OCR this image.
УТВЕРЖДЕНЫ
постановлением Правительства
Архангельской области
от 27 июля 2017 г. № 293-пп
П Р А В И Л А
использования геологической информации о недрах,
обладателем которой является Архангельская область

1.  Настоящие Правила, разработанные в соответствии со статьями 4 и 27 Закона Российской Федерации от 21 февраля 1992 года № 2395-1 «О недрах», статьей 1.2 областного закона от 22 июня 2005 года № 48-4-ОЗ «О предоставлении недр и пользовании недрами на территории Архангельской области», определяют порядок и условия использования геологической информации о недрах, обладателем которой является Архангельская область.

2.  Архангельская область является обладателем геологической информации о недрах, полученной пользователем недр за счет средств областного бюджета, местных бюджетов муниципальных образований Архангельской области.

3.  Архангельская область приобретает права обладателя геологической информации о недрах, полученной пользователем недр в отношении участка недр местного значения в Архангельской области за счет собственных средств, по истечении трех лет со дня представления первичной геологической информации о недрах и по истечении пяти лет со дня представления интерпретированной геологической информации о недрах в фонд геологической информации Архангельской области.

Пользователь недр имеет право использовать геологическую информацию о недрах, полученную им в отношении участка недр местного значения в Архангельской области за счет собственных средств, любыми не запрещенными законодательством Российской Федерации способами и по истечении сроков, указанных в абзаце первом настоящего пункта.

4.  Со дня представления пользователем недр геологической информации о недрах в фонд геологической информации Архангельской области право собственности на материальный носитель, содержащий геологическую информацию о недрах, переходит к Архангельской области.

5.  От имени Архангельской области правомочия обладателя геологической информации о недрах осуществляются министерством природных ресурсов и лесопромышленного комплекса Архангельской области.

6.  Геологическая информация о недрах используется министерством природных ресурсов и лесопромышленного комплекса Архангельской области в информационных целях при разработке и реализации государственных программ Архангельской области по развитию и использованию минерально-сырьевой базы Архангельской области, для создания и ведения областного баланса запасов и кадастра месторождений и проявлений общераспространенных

___

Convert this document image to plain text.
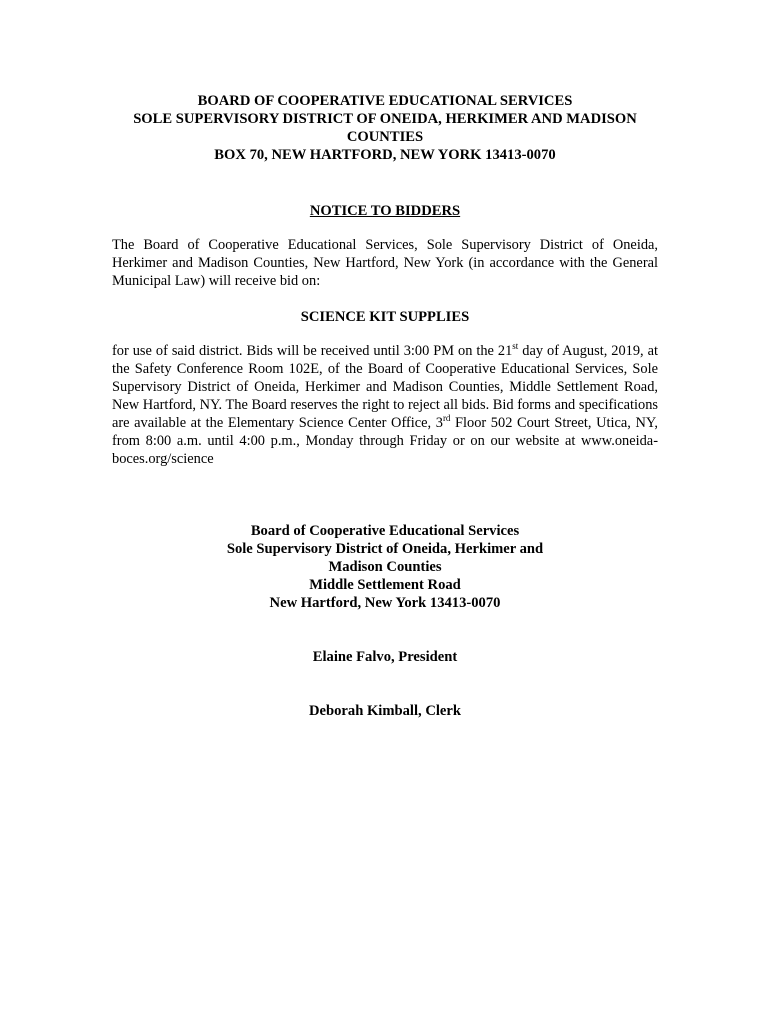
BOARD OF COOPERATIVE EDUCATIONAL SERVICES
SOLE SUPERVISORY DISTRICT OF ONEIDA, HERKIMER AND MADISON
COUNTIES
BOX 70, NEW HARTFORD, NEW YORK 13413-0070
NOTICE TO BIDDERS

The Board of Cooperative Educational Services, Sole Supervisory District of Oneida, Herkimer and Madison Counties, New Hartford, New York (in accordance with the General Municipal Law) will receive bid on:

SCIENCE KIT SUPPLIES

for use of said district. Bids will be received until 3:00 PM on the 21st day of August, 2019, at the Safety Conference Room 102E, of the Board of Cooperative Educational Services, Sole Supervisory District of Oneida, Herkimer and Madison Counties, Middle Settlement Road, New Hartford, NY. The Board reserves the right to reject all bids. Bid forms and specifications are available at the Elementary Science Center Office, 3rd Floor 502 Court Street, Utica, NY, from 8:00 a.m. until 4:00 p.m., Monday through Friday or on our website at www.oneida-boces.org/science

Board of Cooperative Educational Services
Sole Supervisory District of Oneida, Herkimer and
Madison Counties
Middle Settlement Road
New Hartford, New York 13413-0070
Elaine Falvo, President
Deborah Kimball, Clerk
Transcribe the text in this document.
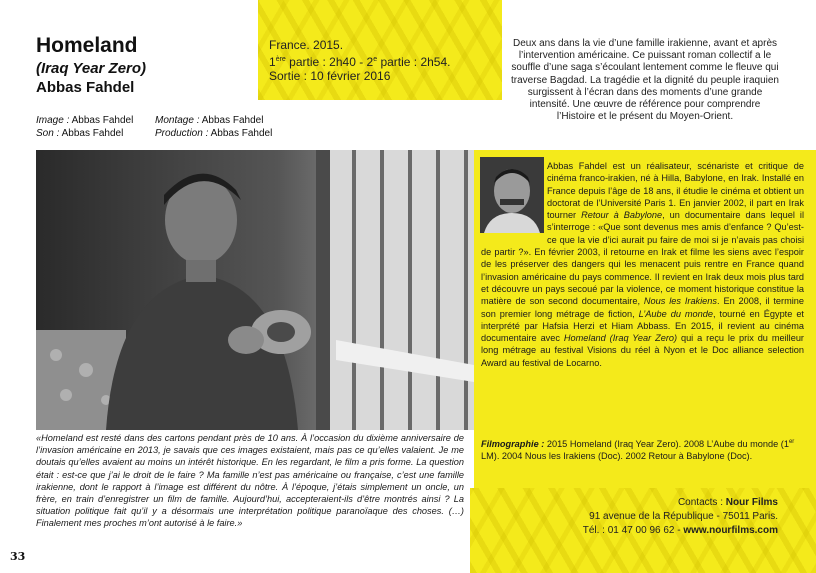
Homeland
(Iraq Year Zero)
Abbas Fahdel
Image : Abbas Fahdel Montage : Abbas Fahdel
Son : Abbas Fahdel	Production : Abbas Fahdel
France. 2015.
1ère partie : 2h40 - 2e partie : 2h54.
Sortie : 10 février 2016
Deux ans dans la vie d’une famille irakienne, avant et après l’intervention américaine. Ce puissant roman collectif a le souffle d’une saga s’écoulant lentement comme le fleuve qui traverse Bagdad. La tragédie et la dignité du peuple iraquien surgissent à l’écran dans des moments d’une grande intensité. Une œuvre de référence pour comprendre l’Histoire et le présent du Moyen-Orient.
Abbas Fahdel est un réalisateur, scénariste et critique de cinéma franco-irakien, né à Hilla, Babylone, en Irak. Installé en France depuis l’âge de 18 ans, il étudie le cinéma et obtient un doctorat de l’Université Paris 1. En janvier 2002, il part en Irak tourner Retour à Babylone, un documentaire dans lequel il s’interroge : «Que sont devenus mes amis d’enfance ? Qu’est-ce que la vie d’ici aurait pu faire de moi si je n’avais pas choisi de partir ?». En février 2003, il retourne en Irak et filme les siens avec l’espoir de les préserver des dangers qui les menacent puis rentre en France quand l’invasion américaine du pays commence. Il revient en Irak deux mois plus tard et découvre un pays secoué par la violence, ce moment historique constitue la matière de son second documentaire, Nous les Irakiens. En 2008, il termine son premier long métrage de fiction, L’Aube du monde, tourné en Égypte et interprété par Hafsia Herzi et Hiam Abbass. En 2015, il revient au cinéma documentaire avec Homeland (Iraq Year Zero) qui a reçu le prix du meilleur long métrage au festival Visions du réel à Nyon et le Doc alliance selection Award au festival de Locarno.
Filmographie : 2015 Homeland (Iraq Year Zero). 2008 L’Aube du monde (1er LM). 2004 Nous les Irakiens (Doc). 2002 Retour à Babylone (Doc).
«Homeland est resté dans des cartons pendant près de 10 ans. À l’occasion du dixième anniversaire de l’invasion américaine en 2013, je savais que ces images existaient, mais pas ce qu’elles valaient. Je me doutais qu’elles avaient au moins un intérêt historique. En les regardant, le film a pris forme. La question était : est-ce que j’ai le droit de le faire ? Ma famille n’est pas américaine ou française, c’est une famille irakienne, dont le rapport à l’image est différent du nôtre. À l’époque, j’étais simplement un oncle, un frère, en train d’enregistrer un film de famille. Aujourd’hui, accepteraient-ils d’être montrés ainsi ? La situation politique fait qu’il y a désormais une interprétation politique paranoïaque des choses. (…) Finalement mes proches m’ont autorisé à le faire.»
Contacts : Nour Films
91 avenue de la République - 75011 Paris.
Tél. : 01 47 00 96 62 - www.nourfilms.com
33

___

Prompt – Using the records above, select and copy every line that has the word "this".

The result –
OCR this image.
Convert this document image to plain text.
Transcribe the text in this document.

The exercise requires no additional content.